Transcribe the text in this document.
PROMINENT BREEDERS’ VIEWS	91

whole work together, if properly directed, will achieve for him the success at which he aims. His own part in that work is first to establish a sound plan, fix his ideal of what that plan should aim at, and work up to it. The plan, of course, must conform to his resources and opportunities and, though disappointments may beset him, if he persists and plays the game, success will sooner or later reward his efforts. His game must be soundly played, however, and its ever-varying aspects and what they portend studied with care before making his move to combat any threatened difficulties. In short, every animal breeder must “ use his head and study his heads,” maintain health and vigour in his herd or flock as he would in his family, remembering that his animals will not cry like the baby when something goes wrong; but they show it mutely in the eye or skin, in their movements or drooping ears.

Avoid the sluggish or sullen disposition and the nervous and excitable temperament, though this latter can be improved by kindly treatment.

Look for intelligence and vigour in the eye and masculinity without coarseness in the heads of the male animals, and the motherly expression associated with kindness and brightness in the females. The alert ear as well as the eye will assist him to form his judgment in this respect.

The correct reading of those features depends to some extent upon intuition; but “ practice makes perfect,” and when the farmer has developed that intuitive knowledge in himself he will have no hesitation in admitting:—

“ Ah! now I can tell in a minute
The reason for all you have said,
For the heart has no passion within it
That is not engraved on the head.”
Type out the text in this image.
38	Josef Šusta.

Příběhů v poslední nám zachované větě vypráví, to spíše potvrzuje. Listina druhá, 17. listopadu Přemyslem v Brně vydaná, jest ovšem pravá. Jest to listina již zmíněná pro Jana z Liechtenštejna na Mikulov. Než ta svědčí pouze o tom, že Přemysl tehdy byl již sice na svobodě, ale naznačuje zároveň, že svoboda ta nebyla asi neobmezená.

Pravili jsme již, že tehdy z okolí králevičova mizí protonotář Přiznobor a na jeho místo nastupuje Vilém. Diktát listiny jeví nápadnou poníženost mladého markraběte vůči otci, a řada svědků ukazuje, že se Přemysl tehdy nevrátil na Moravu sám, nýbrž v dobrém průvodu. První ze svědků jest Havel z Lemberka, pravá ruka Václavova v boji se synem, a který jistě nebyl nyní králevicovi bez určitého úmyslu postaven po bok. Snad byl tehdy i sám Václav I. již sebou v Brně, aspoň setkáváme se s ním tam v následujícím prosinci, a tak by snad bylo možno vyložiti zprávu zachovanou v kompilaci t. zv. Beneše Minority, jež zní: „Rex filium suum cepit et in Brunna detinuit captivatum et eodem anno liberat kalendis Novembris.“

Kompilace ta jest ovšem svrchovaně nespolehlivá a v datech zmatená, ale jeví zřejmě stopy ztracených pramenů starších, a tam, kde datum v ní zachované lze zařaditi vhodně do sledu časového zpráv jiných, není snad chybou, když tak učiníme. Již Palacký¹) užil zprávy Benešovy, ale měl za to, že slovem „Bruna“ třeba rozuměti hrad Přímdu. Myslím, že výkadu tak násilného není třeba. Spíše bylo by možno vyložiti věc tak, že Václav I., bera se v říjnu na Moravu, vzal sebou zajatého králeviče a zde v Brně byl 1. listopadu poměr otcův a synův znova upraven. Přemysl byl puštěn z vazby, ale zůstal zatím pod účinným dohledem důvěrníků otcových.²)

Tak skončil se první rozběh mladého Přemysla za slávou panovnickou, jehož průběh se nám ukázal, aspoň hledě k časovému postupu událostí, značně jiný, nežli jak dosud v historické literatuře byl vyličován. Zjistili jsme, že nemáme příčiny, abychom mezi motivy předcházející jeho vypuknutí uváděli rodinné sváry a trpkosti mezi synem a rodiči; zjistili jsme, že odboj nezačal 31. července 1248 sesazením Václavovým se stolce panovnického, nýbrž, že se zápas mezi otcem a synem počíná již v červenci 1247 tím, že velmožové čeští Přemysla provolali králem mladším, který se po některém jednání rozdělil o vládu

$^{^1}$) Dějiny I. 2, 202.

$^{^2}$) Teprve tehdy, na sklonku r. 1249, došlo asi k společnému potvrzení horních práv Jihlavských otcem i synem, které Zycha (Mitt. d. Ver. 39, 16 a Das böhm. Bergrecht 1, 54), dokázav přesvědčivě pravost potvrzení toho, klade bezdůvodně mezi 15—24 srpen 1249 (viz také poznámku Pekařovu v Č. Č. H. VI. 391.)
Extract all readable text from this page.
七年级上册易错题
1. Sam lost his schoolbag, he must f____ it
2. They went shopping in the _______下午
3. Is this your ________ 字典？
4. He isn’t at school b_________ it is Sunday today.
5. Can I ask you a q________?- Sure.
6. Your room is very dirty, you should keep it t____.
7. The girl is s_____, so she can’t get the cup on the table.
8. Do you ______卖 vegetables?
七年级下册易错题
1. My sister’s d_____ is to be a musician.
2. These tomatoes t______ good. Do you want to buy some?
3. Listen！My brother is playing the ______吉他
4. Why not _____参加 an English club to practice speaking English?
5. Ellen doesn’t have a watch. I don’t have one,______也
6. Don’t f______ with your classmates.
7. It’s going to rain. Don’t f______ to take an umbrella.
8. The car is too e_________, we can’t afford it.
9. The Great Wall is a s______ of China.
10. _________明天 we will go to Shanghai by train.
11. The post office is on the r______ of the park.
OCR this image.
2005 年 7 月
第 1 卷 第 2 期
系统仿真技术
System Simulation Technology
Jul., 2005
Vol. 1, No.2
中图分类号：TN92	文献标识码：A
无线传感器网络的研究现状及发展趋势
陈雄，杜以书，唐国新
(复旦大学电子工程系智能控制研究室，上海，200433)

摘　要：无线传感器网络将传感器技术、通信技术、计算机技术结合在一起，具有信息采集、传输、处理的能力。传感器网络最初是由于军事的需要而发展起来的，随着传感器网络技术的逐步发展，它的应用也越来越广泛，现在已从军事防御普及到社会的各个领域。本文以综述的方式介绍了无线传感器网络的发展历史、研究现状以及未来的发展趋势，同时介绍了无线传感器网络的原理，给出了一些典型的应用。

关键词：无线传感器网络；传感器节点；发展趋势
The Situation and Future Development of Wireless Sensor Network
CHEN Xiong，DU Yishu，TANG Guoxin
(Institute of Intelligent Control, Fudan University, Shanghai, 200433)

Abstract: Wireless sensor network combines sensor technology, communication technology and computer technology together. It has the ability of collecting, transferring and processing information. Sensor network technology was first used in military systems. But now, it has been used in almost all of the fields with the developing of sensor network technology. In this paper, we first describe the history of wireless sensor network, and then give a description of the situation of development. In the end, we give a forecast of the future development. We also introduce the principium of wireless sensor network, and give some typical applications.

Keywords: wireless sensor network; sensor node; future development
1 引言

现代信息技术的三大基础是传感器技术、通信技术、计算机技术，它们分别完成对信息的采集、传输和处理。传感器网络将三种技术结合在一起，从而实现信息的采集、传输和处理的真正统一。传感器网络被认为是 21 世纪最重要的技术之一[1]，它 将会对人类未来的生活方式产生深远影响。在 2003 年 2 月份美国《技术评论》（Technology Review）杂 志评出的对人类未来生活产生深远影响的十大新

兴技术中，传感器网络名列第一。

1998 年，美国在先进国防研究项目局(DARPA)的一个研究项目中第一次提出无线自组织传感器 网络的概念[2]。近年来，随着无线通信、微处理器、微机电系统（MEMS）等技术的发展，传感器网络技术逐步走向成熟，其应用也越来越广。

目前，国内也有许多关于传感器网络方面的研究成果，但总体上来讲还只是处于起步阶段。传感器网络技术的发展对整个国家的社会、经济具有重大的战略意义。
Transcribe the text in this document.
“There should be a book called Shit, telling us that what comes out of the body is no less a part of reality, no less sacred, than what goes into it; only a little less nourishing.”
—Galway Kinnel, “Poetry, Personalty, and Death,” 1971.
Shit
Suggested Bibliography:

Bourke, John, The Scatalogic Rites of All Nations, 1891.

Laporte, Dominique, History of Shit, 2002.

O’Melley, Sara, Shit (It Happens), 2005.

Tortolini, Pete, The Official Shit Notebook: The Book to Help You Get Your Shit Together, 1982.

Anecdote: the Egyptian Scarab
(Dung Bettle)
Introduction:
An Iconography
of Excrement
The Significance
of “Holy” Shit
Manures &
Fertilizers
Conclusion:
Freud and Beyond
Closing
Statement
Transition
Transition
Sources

DIRECTIONS: Among the lines of the data above, count those holding "Shanghai" and state only the number.

REPLY: 2